Pick out each line below containing "обучающихся".

## START Supplied entries

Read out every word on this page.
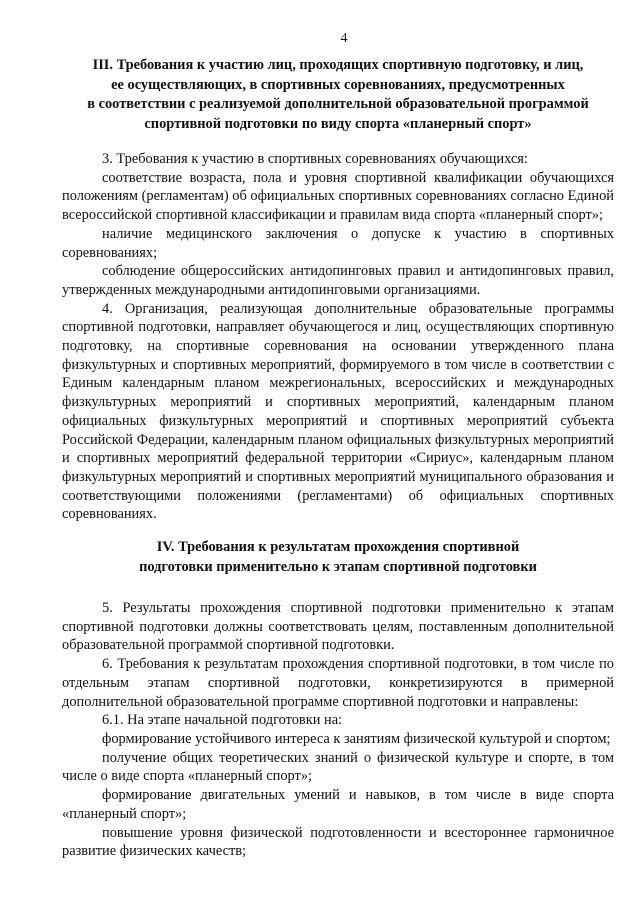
4
III. Требования к участию лиц, проходящих спортивную подготовку, и лиц,
ее осуществляющих, в спортивных соревнованиях, предусмотренных
в соответствии с реализуемой дополнительной образовательной программой
спортивной подготовки по виду спорта «планерный спорт»

3. Требования к участию в спортивных соревнованиях обучающихся:

соответствие возраста, пола и уровня спортивной квалификации обучающихся положениям (регламентам) об официальных спортивных соревнованиях согласно Единой всероссийской спортивной классификации и правилам вида спорта «планерный спорт»;

наличие медицинского заключения о допуске к участию в спортивных соревнованиях;

соблюдение общероссийских антидопинговых правил и антидопинговых правил, утвержденных международными антидопинговыми организациями.

4. Организация, реализующая дополнительные образовательные программы спортивной подготовки, направляет обучающегося и лиц, осуществляющих спортивную подготовку, на спортивные соревнования на основании утвержденного плана физкультурных и спортивных мероприятий, формируемого в том числе в соответствии с Единым календарным планом межрегиональных, всероссийских и международных физкультурных мероприятий и спортивных мероприятий, календарным планом официальных физкультурных мероприятий и спортивных мероприятий субъекта Российской Федерации, календарным планом официальных физкультурных мероприятий и спортивных мероприятий федеральной территории «Сириус», календарным планом физкультурных мероприятий и спортивных мероприятий муниципального образования и соответствующими положениями (регламентами) об официальных спортивных соревнованиях.

IV. Требования к результатам прохождения спортивной
подготовки применительно к этапам спортивной подготовки

5. Результаты прохождения спортивной подготовки применительно к этапам спортивной подготовки должны соответствовать целям, поставленным дополнительной образовательной программой спортивной подготовки.

6. Требования к результатам прохождения спортивной подготовки, в том числе по отдельным этапам спортивной подготовки, конкретизируются в примерной дополнительной образовательной программе спортивной подготовки и направлены:

6.1. На этапе начальной подготовки на:

формирование устойчивого интереса к занятиям физической культурой и спортом;

получение общих теоретических знаний о физической культуре и спорте, в том числе о виде спорта «планерный спорт»;

формирование двигательных умений и навыков, в том числе в виде спорта «планерный спорт»;

повышение уровня физической подготовленности и всестороннее гармоничное развитие физических качеств;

## END Supplied entries

Complete output
3. Требования к участию в спортивных соревнованиях обучающихся:
соответствие возраста, пола и уровня спортивной квалификации обучающихся положениям (регламентам) об официальных спортивных соревнованиях согласно Единой всероссийской спортивной классификации и правилам вида спорта «планерный спорт»;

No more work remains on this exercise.